▶

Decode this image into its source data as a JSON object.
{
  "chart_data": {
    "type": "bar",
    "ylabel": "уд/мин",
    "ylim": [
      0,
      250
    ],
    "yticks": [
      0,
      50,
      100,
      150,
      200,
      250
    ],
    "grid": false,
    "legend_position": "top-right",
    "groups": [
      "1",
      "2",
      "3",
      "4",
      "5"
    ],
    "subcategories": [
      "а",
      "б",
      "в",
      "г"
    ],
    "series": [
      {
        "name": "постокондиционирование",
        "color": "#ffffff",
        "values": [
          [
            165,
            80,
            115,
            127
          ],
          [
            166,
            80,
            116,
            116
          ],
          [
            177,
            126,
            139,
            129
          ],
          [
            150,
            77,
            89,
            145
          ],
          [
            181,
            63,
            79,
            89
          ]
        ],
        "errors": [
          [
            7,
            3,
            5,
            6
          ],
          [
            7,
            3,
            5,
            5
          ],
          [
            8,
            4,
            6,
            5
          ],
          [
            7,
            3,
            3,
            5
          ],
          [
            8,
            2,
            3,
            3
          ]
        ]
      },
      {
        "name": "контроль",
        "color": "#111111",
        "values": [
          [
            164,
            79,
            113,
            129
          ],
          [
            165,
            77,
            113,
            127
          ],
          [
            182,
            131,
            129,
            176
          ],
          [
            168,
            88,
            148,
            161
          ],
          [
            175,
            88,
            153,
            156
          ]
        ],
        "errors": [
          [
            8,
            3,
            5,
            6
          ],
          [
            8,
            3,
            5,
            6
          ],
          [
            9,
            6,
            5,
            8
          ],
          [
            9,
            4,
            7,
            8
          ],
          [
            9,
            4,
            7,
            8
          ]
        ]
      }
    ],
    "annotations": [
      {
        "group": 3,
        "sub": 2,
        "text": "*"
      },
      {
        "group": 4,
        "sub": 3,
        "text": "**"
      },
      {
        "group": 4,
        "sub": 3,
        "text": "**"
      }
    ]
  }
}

◀

Exercise requirements:
From the records above, extract every entry verbatim.

Solution:
Decode this image into its source data as a JSON object.
{
  "chart_data": {
    "type": "bar",
    "ylabel": "уд/мин",
    "ylim": [
      0,
      250
    ],
    "yticks": [
      0,
      50,
      100,
      150,
      200,
      250
    ],
    "grid": false,
    "legend_position": "top-right",
    "groups": [
      "1",
      "2",
      "3",
      "4",
      "5"
    ],
    "subcategories": [
      "а",
      "б",
      "в",
      "г"
    ],
    "series": [
      {
        "name": "постокондиционирование",
        "color": "#ffffff",
        "values": [
          [
            165,
            80,
            115,
            127
          ],
          [
            166,
            80,
            116,
            116
          ],
          [
            177,
            126,
            139,
            129
          ],
          [
            150,
            77,
            89,
            145
          ],
          [
            181,
            63,
            79,
            89
          ]
        ],
        "errors": [
          [
            7,
            3,
            5,
            6
          ],
          [
            7,
            3,
            5,
            5
          ],
          [
            8,
            4,
            6,
            5
          ],
          [
            7,
            3,
            3,
            5
          ],
          [
            8,
            2,
            3,
            3
          ]
        ]
      },
      {
        "name": "контроль",
        "color": "#111111",
        "values": [
          [
            164,
            79,
            113,
            129
          ],
          [
            165,
            77,
            113,
            127
          ],
          [
            182,
            131,
            129,
            176
          ],
          [
            168,
            88,
            148,
            161
          ],
          [
            175,
            88,
            153,
            156
          ]
        ],
        "errors": [
          [
            8,
            3,
            5,
            6
          ],
          [
            8,
            3,
            5,
            6
          ],
          [
            9,
            6,
            5,
            8
          ],
          [
            9,
            4,
            7,
            8
          ],
          [
            9,
            4,
            7,
            8
          ]
        ]
      }
    ],
    "annotations": [
      {
        "group": 3,
        "sub": 2,
        "text": "*"
      },
      {
        "group": 4,
        "sub": 3,
        "text": "**"
      },
      {
        "group": 4,
        "sub": 3,
        "text": "**"
      }
    ]
  }
}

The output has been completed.